[Records from a data collection]

^^^^

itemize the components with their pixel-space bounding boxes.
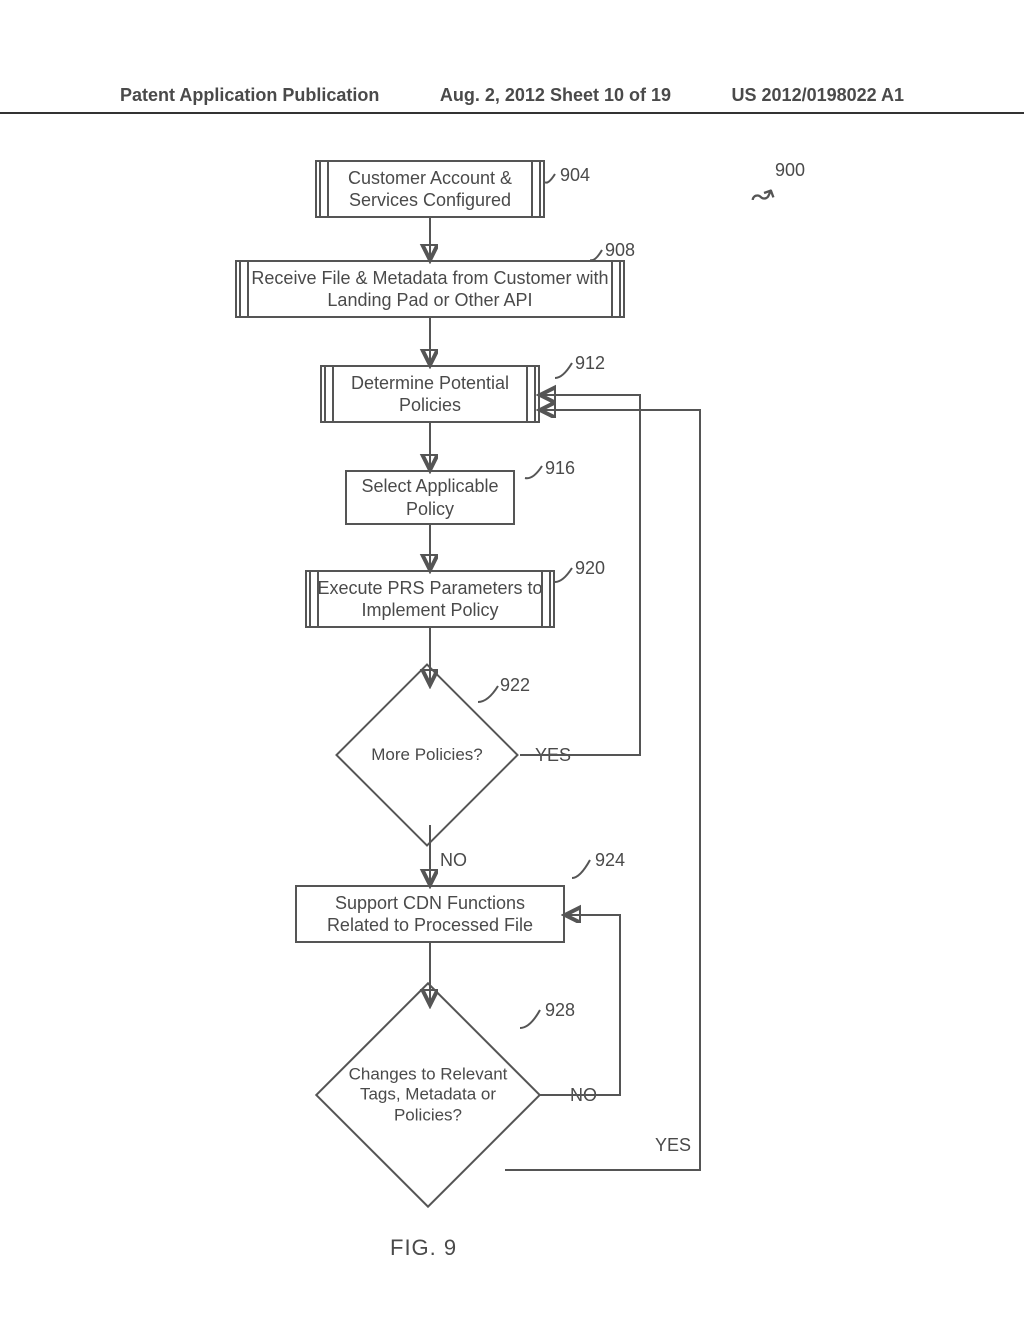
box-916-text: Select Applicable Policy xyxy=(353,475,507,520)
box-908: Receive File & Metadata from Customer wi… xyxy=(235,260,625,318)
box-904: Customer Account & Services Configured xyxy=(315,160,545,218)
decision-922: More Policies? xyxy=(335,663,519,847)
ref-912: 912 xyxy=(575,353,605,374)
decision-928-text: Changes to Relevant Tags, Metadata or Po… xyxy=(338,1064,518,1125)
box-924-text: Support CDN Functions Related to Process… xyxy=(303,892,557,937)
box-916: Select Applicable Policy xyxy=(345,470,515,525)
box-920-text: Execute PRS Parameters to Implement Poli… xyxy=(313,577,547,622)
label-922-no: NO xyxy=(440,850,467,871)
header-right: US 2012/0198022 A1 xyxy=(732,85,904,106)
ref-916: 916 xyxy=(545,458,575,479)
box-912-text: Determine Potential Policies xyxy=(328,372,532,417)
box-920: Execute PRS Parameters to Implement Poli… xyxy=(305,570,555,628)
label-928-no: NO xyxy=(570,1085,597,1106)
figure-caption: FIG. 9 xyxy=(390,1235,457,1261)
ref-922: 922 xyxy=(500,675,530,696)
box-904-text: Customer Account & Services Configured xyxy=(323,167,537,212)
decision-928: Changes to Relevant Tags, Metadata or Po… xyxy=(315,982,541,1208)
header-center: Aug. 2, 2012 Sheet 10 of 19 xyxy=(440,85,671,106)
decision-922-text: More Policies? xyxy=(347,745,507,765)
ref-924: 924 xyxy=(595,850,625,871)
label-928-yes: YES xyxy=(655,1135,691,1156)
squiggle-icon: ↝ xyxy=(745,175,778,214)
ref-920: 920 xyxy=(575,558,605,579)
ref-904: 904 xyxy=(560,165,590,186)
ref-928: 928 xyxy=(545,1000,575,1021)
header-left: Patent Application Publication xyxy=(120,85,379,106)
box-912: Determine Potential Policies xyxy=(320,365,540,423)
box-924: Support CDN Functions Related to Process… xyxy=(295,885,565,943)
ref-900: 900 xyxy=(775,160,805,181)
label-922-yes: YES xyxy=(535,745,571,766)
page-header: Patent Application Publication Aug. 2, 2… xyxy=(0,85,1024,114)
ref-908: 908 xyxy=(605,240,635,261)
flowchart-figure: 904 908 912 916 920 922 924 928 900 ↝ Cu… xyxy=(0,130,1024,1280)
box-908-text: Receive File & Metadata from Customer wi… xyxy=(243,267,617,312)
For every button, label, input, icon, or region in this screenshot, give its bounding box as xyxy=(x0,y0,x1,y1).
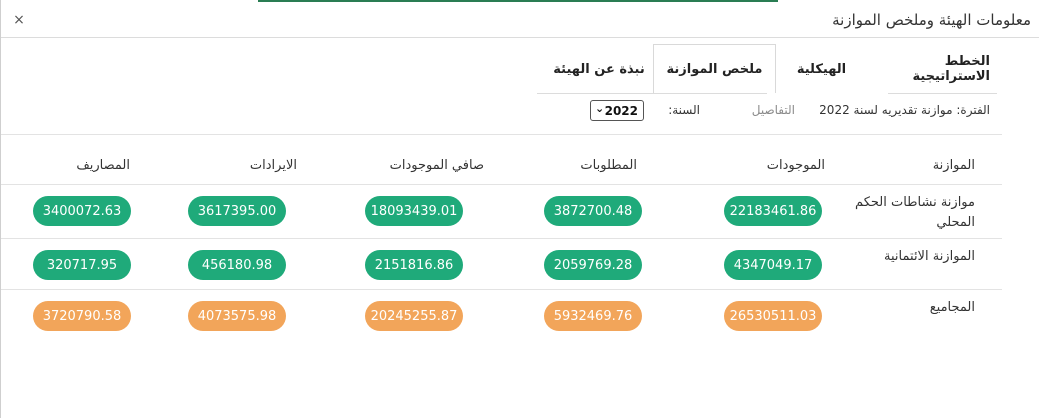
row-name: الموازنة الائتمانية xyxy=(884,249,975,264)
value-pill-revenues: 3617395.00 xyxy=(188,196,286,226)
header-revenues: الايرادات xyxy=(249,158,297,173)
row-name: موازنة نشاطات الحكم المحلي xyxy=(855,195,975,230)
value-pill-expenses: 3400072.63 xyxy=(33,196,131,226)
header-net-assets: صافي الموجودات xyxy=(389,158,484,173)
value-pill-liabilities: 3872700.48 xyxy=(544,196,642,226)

^^^^

* **Problem to work on**
Rewrite all of the entries above, replacing "Customer" with "Client" everywhere and changing nothing else. Leave out the pictures.

* **Final result**
itemize the components with their pixel-space bounding boxes.
box-916-text: Select Applicable Policy xyxy=(353,475,507,520)
box-908: Receive File & Metadata from Client wi… xyxy=(235,260,625,318)
box-904: Client Account & Services Configured xyxy=(315,160,545,218)
decision-922: More Policies? xyxy=(335,663,519,847)
ref-912: 912 xyxy=(575,353,605,374)
decision-928-text: Changes to Relevant Tags, Metadata or Po… xyxy=(338,1064,518,1125)
box-924-text: Support CDN Functions Related to Process… xyxy=(303,892,557,937)
box-916: Select Applicable Policy xyxy=(345,470,515,525)
box-920-text: Execute PRS Parameters to Implement Poli… xyxy=(313,577,547,622)
label-922-no: NO xyxy=(440,850,467,871)
header-right: US 2012/0198022 A1 xyxy=(732,85,904,106)
ref-916: 916 xyxy=(545,458,575,479)
box-912-text: Determine Potential Policies xyxy=(328,372,532,417)
box-920: Execute PRS Parameters to Implement Poli… xyxy=(305,570,555,628)
label-928-no: NO xyxy=(570,1085,597,1106)
figure-caption: FIG. 9 xyxy=(390,1235,457,1261)
ref-922: 922 xyxy=(500,675,530,696)
box-904-text: Client Account & Services Configured xyxy=(323,167,537,212)
decision-928: Changes to Relevant Tags, Metadata or Po… xyxy=(315,982,541,1208)
header-center: Aug. 2, 2012 Sheet 10 of 19 xyxy=(440,85,671,106)
decision-922-text: More Policies? xyxy=(347,745,507,765)
ref-924: 924 xyxy=(595,850,625,871)
label-928-yes: YES xyxy=(655,1135,691,1156)
squiggle-icon: ↝ xyxy=(745,175,778,214)
ref-920: 920 xyxy=(575,558,605,579)
ref-904: 904 xyxy=(560,165,590,186)
ref-928: 928 xyxy=(545,1000,575,1021)
header-left: Patent Application Publication xyxy=(120,85,379,106)
box-912: Determine Potential Policies xyxy=(320,365,540,423)
box-924: Support CDN Functions Related to Process… xyxy=(295,885,565,943)
ref-900: 900 xyxy=(775,160,805,181)
label-922-yes: YES xyxy=(535,745,571,766)
page-header: Patent Application Publication Aug. 2, 2… xyxy=(0,85,1024,114)
ref-908: 908 xyxy=(605,240,635,261)
flowchart-figure: 904 908 912 916 920 922 924 928 900 ↝ Cu… xyxy=(0,130,1024,1280)
box-908-text: Receive File & Metadata from Client wi… xyxy=(243,267,617,312)
For every button, label, input, icon, or region in this screenshot, give its bounding box as xyxy=(x0,y0,x1,y1).
row-name: الموازنة الائتمانية xyxy=(884,249,975,264)
value-pill-revenues: 3617395.00 xyxy=(188,196,286,226)
header-revenues: الايرادات xyxy=(249,158,297,173)
row-name: موازنة نشاطات الحكم المحلي xyxy=(855,195,975,230)
value-pill-expenses: 3400072.63 xyxy=(33,196,131,226)
header-net-assets: صافي الموجودات xyxy=(389,158,484,173)
value-pill-liabilities: 3872700.48 xyxy=(544,196,642,226)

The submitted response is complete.